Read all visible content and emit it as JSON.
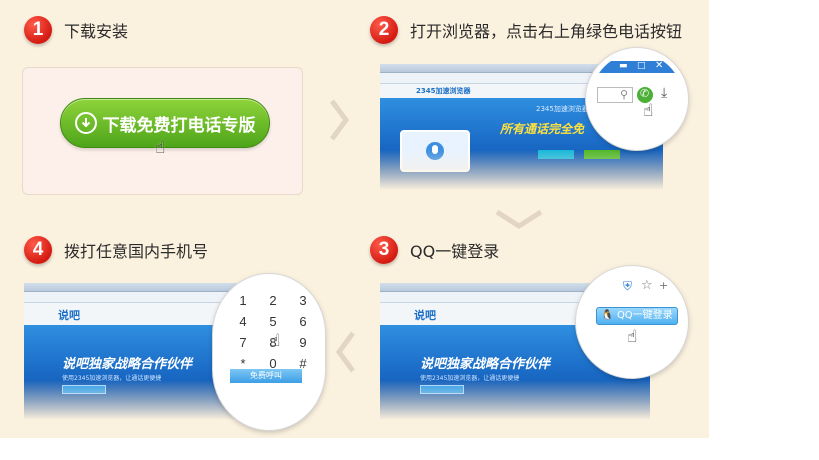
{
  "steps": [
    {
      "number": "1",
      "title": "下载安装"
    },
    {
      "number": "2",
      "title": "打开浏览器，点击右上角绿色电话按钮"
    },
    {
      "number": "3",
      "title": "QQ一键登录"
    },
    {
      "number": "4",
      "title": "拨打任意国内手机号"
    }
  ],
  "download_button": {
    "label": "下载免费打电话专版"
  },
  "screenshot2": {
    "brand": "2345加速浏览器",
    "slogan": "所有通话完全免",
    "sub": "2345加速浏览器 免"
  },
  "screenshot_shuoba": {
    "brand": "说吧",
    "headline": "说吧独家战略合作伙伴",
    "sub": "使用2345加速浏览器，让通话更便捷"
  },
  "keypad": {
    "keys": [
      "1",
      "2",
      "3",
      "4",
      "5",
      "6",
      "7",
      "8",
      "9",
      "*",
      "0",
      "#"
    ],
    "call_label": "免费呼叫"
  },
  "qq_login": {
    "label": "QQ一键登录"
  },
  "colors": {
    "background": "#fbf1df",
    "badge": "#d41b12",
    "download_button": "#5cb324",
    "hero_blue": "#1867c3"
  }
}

##############################

OBJECTIVE: Without the pictures, write out all of the material exactly.

ANSWER TO THIS PROBLEM:
Read all visible content and emit it as JSON.
{
  "steps": [
    {
      "number": "1",
      "title": "下载安装"
    },
    {
      "number": "2",
      "title": "打开浏览器，点击右上角绿色电话按钮"
    },
    {
      "number": "3",
      "title": "QQ一键登录"
    },
    {
      "number": "4",
      "title": "拨打任意国内手机号"
    }
  ],
  "download_button": {
    "label": "下载免费打电话专版"
  },
  "screenshot2": {
    "brand": "2345加速浏览器",
    "slogan": "所有通话完全免",
    "sub": "2345加速浏览器 免"
  },
  "screenshot_shuoba": {
    "brand": "说吧",
    "headline": "说吧独家战略合作伙伴",
    "sub": "使用2345加速浏览器，让通话更便捷"
  },
  "keypad": {
    "keys": [
      "1",
      "2",
      "3",
      "4",
      "5",
      "6",
      "7",
      "8",
      "9",
      "*",
      "0",
      "#"
    ],
    "call_label": "免费呼叫"
  },
  "qq_login": {
    "label": "QQ一键登录"
  },
  "colors": {
    "background": "#fbf1df",
    "badge": "#d41b12",
    "download_button": "#5cb324",
    "hero_blue": "#1867c3"
  }
}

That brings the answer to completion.